Stored items from a collection:
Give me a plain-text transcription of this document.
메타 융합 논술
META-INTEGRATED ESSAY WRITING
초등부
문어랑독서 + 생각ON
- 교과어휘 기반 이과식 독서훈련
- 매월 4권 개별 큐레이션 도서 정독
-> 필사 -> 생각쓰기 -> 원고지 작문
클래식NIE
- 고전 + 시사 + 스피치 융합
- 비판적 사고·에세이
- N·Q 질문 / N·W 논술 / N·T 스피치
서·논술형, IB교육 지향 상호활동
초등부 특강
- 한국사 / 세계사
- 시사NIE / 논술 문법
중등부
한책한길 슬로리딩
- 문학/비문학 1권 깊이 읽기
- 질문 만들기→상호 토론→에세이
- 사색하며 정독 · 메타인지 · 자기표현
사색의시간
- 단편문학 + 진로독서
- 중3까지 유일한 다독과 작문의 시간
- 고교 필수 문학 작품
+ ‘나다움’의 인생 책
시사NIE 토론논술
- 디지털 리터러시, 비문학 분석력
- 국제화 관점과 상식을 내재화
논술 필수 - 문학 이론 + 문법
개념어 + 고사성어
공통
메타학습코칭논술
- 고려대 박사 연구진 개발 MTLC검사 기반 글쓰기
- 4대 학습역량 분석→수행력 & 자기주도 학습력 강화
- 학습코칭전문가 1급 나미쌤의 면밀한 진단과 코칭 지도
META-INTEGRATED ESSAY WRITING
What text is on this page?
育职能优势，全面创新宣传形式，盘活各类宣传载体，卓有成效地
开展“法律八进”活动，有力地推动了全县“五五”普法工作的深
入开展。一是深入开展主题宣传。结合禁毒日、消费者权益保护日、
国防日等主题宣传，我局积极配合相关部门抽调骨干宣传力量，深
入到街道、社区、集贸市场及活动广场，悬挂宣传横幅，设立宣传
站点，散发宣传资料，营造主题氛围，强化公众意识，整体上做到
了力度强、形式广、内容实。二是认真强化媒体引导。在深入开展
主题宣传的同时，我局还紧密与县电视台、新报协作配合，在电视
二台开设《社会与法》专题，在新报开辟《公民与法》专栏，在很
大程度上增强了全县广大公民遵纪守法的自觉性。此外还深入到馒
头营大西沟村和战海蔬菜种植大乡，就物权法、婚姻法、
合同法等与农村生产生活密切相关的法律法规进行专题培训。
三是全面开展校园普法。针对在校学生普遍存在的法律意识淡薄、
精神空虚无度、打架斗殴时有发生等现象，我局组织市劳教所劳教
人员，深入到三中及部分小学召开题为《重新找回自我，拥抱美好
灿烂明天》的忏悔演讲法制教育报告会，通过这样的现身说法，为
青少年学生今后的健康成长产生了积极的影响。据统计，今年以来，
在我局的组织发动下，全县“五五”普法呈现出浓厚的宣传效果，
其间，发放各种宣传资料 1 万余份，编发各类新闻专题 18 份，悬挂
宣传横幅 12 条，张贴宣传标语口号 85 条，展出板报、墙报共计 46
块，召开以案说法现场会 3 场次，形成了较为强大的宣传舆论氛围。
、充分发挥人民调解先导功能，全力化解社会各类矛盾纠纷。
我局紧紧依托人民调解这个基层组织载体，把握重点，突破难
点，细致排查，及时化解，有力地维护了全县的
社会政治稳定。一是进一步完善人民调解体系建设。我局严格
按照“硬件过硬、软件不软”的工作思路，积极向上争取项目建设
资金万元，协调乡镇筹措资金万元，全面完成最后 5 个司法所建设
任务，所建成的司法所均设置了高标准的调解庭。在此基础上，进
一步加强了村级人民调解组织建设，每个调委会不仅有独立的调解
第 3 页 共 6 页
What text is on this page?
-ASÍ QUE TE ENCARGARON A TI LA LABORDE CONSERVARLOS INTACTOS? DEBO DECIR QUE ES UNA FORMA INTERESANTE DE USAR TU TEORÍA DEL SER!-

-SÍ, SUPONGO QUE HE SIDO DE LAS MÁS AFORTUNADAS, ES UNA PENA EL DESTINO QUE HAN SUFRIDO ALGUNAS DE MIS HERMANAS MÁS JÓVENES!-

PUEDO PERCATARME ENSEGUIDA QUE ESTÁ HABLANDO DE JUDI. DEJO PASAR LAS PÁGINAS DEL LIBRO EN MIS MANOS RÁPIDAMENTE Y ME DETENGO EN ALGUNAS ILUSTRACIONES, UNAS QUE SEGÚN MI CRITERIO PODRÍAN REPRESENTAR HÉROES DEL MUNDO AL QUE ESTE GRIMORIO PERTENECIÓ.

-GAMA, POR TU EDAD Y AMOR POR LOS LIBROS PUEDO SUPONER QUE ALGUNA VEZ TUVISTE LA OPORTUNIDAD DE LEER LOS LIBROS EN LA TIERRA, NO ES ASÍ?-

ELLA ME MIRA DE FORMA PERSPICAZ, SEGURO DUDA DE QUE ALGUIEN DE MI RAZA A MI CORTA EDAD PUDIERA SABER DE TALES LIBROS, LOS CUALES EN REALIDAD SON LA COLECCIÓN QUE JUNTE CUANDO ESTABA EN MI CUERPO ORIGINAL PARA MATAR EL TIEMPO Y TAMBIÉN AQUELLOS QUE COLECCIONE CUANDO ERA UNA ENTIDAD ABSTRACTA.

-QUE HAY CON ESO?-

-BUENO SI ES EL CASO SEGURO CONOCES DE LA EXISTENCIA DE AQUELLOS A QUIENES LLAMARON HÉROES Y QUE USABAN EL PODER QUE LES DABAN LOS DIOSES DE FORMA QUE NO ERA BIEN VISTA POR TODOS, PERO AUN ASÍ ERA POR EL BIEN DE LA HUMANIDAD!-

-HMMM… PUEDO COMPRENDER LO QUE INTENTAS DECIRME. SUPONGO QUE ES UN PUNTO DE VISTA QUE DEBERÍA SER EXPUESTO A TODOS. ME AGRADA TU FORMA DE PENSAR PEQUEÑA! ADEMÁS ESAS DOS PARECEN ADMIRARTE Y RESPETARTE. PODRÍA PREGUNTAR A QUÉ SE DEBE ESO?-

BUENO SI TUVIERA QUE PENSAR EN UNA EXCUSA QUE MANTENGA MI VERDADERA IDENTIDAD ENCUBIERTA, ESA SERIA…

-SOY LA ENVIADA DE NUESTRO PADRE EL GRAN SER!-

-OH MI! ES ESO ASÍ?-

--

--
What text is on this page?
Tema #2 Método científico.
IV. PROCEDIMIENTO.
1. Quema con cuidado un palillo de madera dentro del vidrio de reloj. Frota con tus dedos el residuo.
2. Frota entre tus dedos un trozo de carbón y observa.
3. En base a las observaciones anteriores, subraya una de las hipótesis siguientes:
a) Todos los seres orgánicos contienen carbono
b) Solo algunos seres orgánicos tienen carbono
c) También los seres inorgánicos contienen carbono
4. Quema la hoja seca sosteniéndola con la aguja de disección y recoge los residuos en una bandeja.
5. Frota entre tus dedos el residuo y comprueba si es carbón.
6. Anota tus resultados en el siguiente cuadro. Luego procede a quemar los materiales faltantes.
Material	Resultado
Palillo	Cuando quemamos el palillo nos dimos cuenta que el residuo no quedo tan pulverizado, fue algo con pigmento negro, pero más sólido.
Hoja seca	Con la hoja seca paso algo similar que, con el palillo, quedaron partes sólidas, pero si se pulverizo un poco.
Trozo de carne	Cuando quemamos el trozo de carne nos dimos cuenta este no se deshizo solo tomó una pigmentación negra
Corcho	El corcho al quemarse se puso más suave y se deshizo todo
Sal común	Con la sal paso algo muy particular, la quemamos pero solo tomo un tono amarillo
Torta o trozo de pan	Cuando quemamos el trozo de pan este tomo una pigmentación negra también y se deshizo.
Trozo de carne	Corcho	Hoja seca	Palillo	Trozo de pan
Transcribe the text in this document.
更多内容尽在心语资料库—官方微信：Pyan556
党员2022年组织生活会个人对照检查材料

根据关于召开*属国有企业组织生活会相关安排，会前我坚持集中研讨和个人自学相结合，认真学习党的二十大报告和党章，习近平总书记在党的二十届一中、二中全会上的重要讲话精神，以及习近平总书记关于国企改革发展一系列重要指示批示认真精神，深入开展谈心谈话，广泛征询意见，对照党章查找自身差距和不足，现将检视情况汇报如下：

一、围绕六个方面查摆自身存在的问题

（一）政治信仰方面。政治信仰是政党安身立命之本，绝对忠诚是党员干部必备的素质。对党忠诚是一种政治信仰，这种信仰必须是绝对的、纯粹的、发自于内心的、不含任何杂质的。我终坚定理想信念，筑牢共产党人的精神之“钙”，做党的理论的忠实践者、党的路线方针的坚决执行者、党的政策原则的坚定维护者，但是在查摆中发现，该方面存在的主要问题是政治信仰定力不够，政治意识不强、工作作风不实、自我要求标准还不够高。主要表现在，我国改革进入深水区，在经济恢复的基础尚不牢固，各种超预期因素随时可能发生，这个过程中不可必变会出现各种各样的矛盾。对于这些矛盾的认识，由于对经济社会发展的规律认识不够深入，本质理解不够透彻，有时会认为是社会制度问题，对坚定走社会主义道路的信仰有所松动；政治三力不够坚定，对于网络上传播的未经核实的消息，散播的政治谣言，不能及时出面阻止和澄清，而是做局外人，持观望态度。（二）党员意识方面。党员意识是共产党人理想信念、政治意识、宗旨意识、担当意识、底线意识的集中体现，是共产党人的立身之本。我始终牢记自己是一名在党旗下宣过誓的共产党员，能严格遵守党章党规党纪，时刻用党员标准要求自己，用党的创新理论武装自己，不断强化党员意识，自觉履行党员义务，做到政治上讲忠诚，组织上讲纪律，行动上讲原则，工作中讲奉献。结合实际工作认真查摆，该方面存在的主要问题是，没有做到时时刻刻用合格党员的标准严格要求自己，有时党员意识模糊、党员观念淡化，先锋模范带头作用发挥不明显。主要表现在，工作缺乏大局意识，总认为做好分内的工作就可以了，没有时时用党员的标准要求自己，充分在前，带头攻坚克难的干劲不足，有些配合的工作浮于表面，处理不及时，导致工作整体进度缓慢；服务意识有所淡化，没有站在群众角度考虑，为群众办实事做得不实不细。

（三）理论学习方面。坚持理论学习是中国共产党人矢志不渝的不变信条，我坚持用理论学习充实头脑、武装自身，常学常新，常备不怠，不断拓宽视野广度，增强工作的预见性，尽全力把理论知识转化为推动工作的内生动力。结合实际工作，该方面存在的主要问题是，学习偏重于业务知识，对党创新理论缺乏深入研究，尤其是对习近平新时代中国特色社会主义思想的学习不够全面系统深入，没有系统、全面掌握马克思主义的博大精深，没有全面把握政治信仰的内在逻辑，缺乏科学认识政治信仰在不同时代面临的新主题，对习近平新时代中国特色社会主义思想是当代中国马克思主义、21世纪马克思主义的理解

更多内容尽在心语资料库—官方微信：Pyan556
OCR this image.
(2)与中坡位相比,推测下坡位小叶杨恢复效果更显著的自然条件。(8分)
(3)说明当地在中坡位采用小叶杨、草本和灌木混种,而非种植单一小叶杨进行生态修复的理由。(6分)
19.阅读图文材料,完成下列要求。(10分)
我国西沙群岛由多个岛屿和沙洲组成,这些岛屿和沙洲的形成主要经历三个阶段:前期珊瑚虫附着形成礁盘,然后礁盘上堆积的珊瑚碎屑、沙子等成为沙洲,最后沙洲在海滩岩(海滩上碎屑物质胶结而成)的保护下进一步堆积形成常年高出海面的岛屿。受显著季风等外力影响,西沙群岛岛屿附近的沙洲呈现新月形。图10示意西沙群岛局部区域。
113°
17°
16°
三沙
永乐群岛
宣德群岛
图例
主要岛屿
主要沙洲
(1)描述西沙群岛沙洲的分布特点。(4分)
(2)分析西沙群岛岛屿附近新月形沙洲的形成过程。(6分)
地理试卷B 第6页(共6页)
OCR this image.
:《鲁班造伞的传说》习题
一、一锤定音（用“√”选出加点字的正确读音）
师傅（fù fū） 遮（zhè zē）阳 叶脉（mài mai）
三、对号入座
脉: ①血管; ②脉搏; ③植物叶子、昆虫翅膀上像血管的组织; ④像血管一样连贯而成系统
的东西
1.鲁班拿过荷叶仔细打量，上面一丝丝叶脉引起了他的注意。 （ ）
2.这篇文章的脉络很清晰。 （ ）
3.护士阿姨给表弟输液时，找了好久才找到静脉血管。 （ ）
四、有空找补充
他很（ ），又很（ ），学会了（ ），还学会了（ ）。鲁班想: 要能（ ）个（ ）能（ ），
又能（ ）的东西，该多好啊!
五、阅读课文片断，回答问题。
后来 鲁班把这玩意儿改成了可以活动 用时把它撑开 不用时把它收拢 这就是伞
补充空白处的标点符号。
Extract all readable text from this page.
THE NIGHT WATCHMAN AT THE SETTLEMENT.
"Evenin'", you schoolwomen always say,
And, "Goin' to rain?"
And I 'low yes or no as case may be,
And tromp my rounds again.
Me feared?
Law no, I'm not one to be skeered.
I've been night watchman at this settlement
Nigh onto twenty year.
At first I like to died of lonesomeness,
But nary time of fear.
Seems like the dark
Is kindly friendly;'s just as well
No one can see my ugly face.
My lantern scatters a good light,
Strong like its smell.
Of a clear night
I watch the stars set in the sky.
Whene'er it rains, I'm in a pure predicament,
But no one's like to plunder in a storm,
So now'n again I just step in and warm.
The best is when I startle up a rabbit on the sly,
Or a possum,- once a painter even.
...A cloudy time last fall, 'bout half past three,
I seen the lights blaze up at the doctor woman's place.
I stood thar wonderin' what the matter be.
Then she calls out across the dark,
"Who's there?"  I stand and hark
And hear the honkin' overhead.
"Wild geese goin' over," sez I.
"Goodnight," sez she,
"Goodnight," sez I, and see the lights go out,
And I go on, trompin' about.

- Task: Find all lines holding the string "carne" and copy them.

- Output:
Trozo de carne	Cuando quemamos el trozo de carne nos dimos cuenta este no se deshizo solo tomó una pigmentación negra
Trozo de carne	Corcho	Hoja seca	Palillo	Trozo de pan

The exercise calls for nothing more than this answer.